What is needed:
Without including any images, reproduce each entry exactly.

(Records from a collection of figures)
- - -
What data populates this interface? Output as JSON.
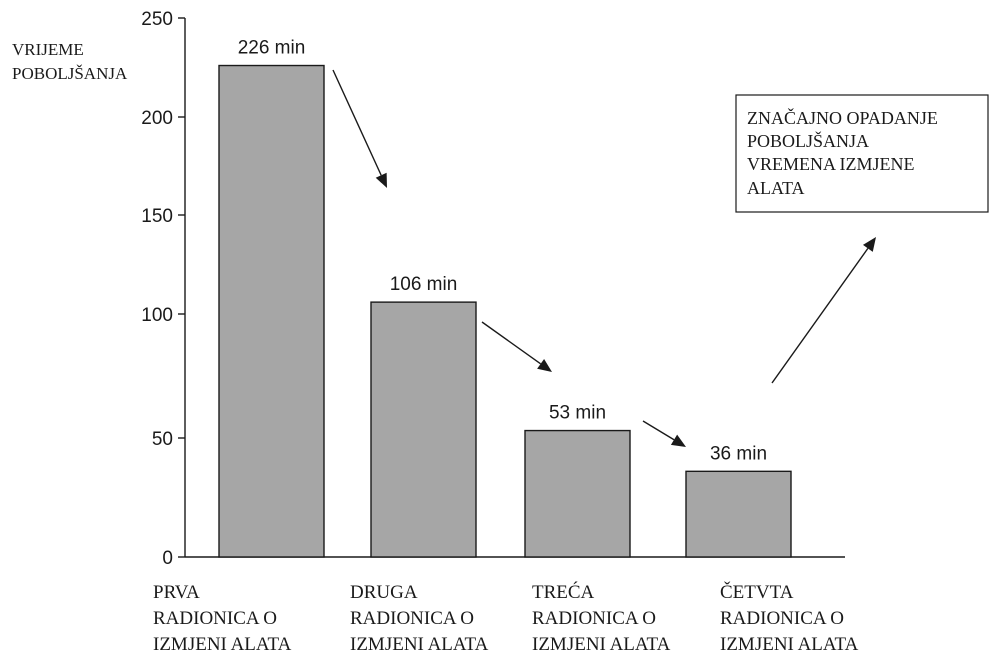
{
  "chart_data": {
    "type": "bar",
    "title": "",
    "xlabel": "",
    "ylabel": [
      "VRIJEME",
      "POBOLJŠANJA"
    ],
    "categories": [
      [
        "PRVA",
        "RADIONICA O",
        "IZMJENI ALATA"
      ],
      [
        "DRUGA",
        "RADIONICA O",
        "IZMJENI ALATA"
      ],
      [
        "TREĆA",
        "RADIONICA O",
        "IZMJENI ALATA"
      ],
      [
        "ČETVTA",
        "RADIONICA O",
        "IZMJENI ALATA"
      ]
    ],
    "values": [
      226,
      106,
      53,
      36
    ],
    "data_labels": [
      "226 min",
      "106 min",
      "53 min",
      "36 min"
    ],
    "yticks": [
      "0",
      "50",
      "100",
      "150",
      "200",
      "250"
    ],
    "ylim": [
      0,
      250
    ],
    "grid": false,
    "legend": "none",
    "annotation": [
      "ZNAČAJNO OPADANJE",
      "POBOLJŠANJA",
      "VREMENA IZMJENE",
      "ALATA"
    ],
    "colors": {
      "bar": "#a6a6a6",
      "edge": "#1a1a1a"
    }
  }
}
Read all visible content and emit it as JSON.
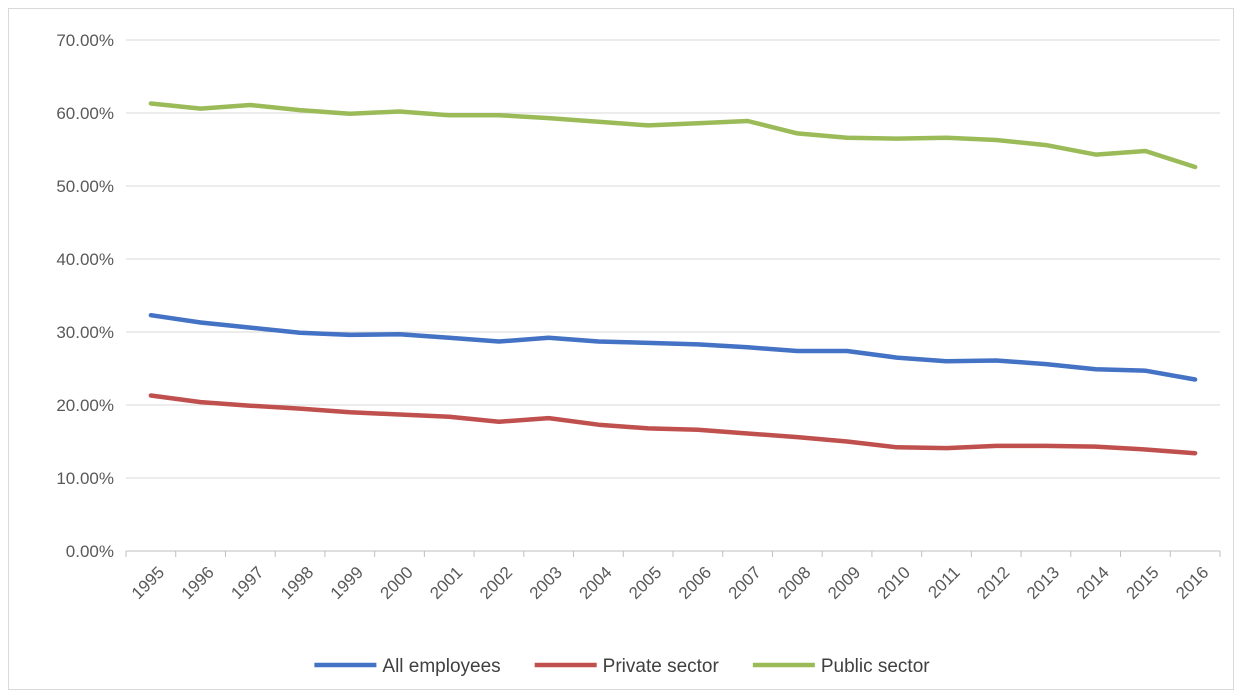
{
  "chart_data": {
    "type": "line",
    "title": "",
    "xlabel": "",
    "ylabel": "",
    "ylim": [
      0,
      70
    ],
    "y_tick_labels": [
      "0.00%",
      "10.00%",
      "20.00%",
      "30.00%",
      "40.00%",
      "50.00%",
      "60.00%",
      "70.00%"
    ],
    "y_ticks": [
      0,
      10,
      20,
      30,
      40,
      50,
      60,
      70
    ],
    "grid": "horizontal",
    "legend_position": "bottom",
    "categories": [
      "1995",
      "1996",
      "1997",
      "1998",
      "1999",
      "2000",
      "2001",
      "2002",
      "2003",
      "2004",
      "2005",
      "2006",
      "2007",
      "2008",
      "2009",
      "2010",
      "2011",
      "2012",
      "2013",
      "2014",
      "2015",
      "2016"
    ],
    "series": [
      {
        "name": "All employees",
        "color": "#4472c4",
        "values": [
          32.3,
          31.3,
          30.6,
          29.9,
          29.6,
          29.7,
          29.2,
          28.7,
          29.2,
          28.7,
          28.5,
          28.3,
          27.9,
          27.4,
          27.4,
          26.5,
          26.0,
          26.1,
          25.6,
          24.9,
          24.7,
          23.5
        ]
      },
      {
        "name": "Private sector",
        "color": "#c0504d",
        "values": [
          21.3,
          20.4,
          19.9,
          19.5,
          19.0,
          18.7,
          18.4,
          17.7,
          18.2,
          17.3,
          16.8,
          16.6,
          16.1,
          15.6,
          15.0,
          14.2,
          14.1,
          14.4,
          14.4,
          14.3,
          13.9,
          13.4
        ]
      },
      {
        "name": "Public sector",
        "color": "#9bbb59",
        "values": [
          61.3,
          60.6,
          61.1,
          60.4,
          59.9,
          60.2,
          59.7,
          59.7,
          59.3,
          58.8,
          58.3,
          58.6,
          58.9,
          57.2,
          56.6,
          56.5,
          56.6,
          56.3,
          55.6,
          54.3,
          54.8,
          52.6
        ]
      }
    ]
  }
}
- - -
Answer to the exercise:
What data populates this interface? Output as JSON.
{
  "chart_data": {
    "type": "bar",
    "title": "",
    "xlabel": "",
    "ylabel": [
      "VRIJEME",
      "POBOLJŠANJA"
    ],
    "categories": [
      [
        "PRVA",
        "RADIONICA O",
        "IZMJENI ALATA"
      ],
      [
        "DRUGA",
        "RADIONICA O",
        "IZMJENI ALATA"
      ],
      [
        "TREĆA",
        "RADIONICA O",
        "IZMJENI ALATA"
      ],
      [
        "ČETVTA",
        "RADIONICA O",
        "IZMJENI ALATA"
      ]
    ],
    "values": [
      226,
      106,
      53,
      36
    ],
    "data_labels": [
      "226 min",
      "106 min",
      "53 min",
      "36 min"
    ],
    "yticks": [
      "0",
      "50",
      "100",
      "150",
      "200",
      "250"
    ],
    "ylim": [
      0,
      250
    ],
    "grid": false,
    "legend": "none",
    "annotation": [
      "ZNAČAJNO OPADANJE",
      "POBOLJŠANJA",
      "VREMENA IZMJENE",
      "ALATA"
    ],
    "colors": {
      "bar": "#a6a6a6",
      "edge": "#1a1a1a"
    }
  }
}
Read all visible content and emit it as JSON.
{
  "chart_data": {
    "type": "line",
    "title": "",
    "xlabel": "",
    "ylabel": "",
    "ylim": [
      0,
      70
    ],
    "y_tick_labels": [
      "0.00%",
      "10.00%",
      "20.00%",
      "30.00%",
      "40.00%",
      "50.00%",
      "60.00%",
      "70.00%"
    ],
    "y_ticks": [
      0,
      10,
      20,
      30,
      40,
      50,
      60,
      70
    ],
    "grid": "horizontal",
    "legend_position": "bottom",
    "categories": [
      "1995",
      "1996",
      "1997",
      "1998",
      "1999",
      "2000",
      "2001",
      "2002",
      "2003",
      "2004",
      "2005",
      "2006",
      "2007",
      "2008",
      "2009",
      "2010",
      "2011",
      "2012",
      "2013",
      "2014",
      "2015",
      "2016"
    ],
    "series": [
      {
        "name": "All employees",
        "color": "#4472c4",
        "values": [
          32.3,
          31.3,
          30.6,
          29.9,
          29.6,
          29.7,
          29.2,
          28.7,
          29.2,
          28.7,
          28.5,
          28.3,
          27.9,
          27.4,
          27.4,
          26.5,
          26.0,
          26.1,
          25.6,
          24.9,
          24.7,
          23.5
        ]
      },
      {
        "name": "Private sector",
        "color": "#c0504d",
        "values": [
          21.3,
          20.4,
          19.9,
          19.5,
          19.0,
          18.7,
          18.4,
          17.7,
          18.2,
          17.3,
          16.8,
          16.6,
          16.1,
          15.6,
          15.0,
          14.2,
          14.1,
          14.4,
          14.4,
          14.3,
          13.9,
          13.4
        ]
      },
      {
        "name": "Public sector",
        "color": "#9bbb59",
        "values": [
          61.3,
          60.6,
          61.1,
          60.4,
          59.9,
          60.2,
          59.7,
          59.7,
          59.3,
          58.8,
          58.3,
          58.6,
          58.9,
          57.2,
          56.6,
          56.5,
          56.6,
          56.3,
          55.6,
          54.3,
          54.8,
          52.6
        ]
      }
    ]
  }
}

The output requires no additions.